• [RECORDS FOR THIS TASK]:
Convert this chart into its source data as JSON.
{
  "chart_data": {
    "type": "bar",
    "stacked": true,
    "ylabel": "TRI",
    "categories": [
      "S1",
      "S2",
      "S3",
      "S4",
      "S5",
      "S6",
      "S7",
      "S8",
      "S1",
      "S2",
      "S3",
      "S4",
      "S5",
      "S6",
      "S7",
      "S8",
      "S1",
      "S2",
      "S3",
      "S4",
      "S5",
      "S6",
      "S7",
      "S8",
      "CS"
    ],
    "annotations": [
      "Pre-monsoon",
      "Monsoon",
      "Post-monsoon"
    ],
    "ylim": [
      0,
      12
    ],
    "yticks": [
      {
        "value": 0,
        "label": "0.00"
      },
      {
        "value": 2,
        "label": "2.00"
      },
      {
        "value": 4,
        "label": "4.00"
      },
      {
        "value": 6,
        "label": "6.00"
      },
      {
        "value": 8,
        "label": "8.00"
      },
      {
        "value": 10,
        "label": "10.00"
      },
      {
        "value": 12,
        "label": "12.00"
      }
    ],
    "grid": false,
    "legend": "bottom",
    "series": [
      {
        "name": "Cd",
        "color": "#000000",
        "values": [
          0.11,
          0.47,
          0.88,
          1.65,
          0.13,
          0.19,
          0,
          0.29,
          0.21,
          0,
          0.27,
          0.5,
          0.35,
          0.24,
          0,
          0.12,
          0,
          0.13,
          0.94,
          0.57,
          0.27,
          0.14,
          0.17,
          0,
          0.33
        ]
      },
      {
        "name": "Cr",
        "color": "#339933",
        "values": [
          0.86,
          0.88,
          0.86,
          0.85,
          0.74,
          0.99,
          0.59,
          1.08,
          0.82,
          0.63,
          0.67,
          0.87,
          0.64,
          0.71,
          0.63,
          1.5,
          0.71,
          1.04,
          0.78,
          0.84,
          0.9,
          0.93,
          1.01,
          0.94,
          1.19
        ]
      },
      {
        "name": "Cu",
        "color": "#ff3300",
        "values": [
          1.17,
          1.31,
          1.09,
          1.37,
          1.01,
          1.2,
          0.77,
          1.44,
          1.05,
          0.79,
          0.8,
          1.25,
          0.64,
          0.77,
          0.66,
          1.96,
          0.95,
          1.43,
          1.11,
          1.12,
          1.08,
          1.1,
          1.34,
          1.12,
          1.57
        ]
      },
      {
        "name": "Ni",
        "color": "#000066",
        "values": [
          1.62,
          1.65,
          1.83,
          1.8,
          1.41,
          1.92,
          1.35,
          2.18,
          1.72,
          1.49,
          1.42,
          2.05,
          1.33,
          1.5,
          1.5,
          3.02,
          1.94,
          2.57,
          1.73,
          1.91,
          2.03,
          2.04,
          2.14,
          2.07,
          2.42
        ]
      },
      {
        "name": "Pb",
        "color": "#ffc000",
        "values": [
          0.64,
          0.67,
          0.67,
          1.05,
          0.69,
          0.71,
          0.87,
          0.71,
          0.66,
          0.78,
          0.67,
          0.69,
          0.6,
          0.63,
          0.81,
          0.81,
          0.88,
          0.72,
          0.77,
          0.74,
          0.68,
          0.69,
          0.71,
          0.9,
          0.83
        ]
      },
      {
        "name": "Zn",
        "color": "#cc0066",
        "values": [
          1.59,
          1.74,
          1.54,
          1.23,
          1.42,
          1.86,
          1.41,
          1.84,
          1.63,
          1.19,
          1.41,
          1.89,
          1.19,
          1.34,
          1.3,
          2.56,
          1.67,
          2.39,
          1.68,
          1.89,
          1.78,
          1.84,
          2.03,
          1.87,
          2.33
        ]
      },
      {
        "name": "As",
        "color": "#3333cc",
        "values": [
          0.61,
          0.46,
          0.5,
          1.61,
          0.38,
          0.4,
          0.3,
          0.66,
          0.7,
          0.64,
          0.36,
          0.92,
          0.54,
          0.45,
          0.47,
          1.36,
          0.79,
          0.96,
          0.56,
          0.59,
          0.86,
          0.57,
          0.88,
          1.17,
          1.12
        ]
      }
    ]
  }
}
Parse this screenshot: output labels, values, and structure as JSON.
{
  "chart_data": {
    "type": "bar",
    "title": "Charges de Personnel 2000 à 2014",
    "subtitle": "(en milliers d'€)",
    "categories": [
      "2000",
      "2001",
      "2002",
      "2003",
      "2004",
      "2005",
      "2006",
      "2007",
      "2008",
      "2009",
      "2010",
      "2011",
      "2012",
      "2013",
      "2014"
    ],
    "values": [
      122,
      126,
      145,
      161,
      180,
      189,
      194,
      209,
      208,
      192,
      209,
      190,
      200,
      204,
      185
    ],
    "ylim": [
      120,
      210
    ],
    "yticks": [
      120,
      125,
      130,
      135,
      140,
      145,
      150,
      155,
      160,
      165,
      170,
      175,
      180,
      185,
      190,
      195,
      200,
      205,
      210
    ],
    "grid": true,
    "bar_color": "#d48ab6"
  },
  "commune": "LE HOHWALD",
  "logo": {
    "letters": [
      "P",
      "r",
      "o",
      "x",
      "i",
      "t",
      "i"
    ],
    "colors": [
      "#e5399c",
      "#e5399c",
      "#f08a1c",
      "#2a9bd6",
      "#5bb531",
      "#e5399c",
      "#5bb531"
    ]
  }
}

• [PROBLEM TO WORK ON]:
Every line of the listing that holds "JSON" should be found and copied.

• [FINAL RESULT]:
Convert this chart into its source data as JSON.
Parse this screenshot: output labels, values, and structure as JSON.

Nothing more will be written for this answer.